'''

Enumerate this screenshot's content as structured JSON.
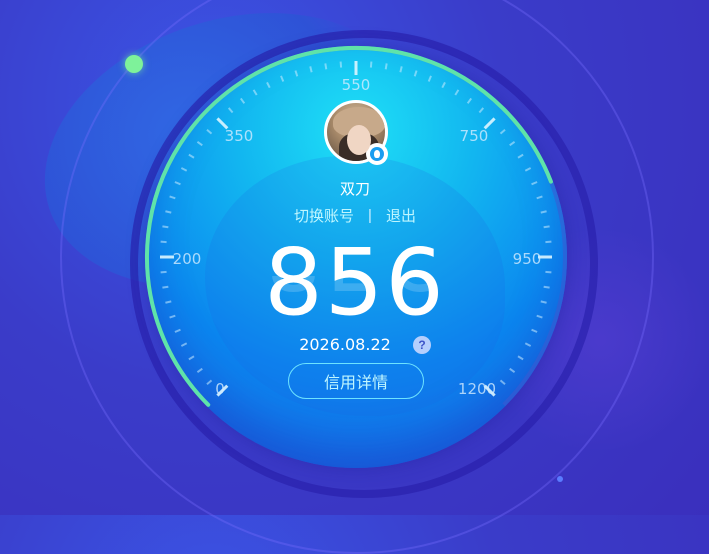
{
  "gauge": {
    "scale_labels": [
      "0",
      "200",
      "350",
      "550",
      "750",
      "950",
      "1200"
    ],
    "score": "856",
    "date": "2026.08.22"
  },
  "user": {
    "name": "双刀",
    "switch_account": "切换账号",
    "separator": "|",
    "logout": "退出",
    "avatar_icon": "user-avatar",
    "badge_icon": "qq-penguin-icon"
  },
  "actions": {
    "help": "?",
    "details": "信用详情"
  },
  "colors": {
    "progress_arc": "#5fe3a9",
    "accent": "#6de3ff",
    "dial_center": "#12b6f0"
  }
}
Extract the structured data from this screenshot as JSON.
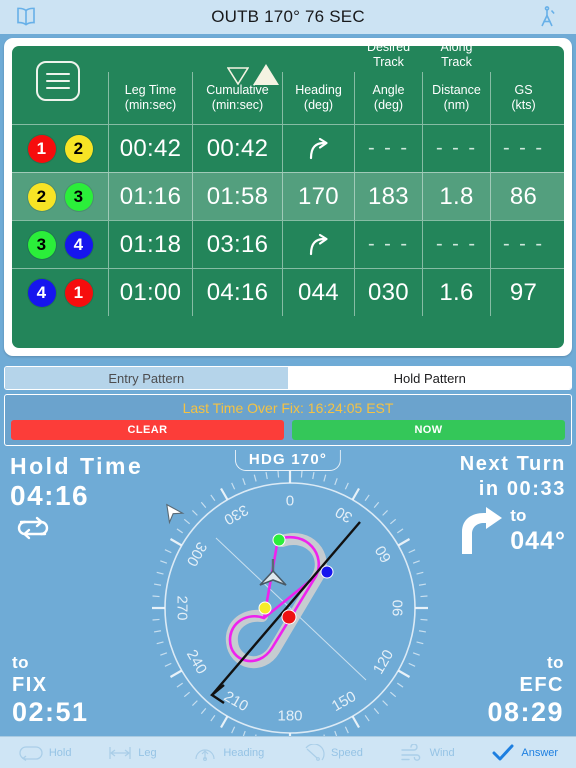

'''

Keep the pictures out of your copy, and repeat every entry above exactly.

Enumerate this screenshot's content as structured JSON.
{
  "gauge": {
    "scale_labels": [
      "0",
      "200",
      "350",
      "550",
      "750",
      "950",
      "1200"
    ],
    "score": "856",
    "date": "2026.08.22"
  },
  "user": {
    "name": "双刀",
    "switch_account": "切换账号",
    "separator": "|",
    "logout": "退出",
    "avatar_icon": "user-avatar",
    "badge_icon": "qq-penguin-icon"
  },
  "actions": {
    "help": "?",
    "details": "信用详情"
  },
  "colors": {
    "progress_arc": "#5fe3a9",
    "accent": "#6de3ff",
    "dial_center": "#12b6f0"
  }
}
Extract the structured data from this screenshot as JSON.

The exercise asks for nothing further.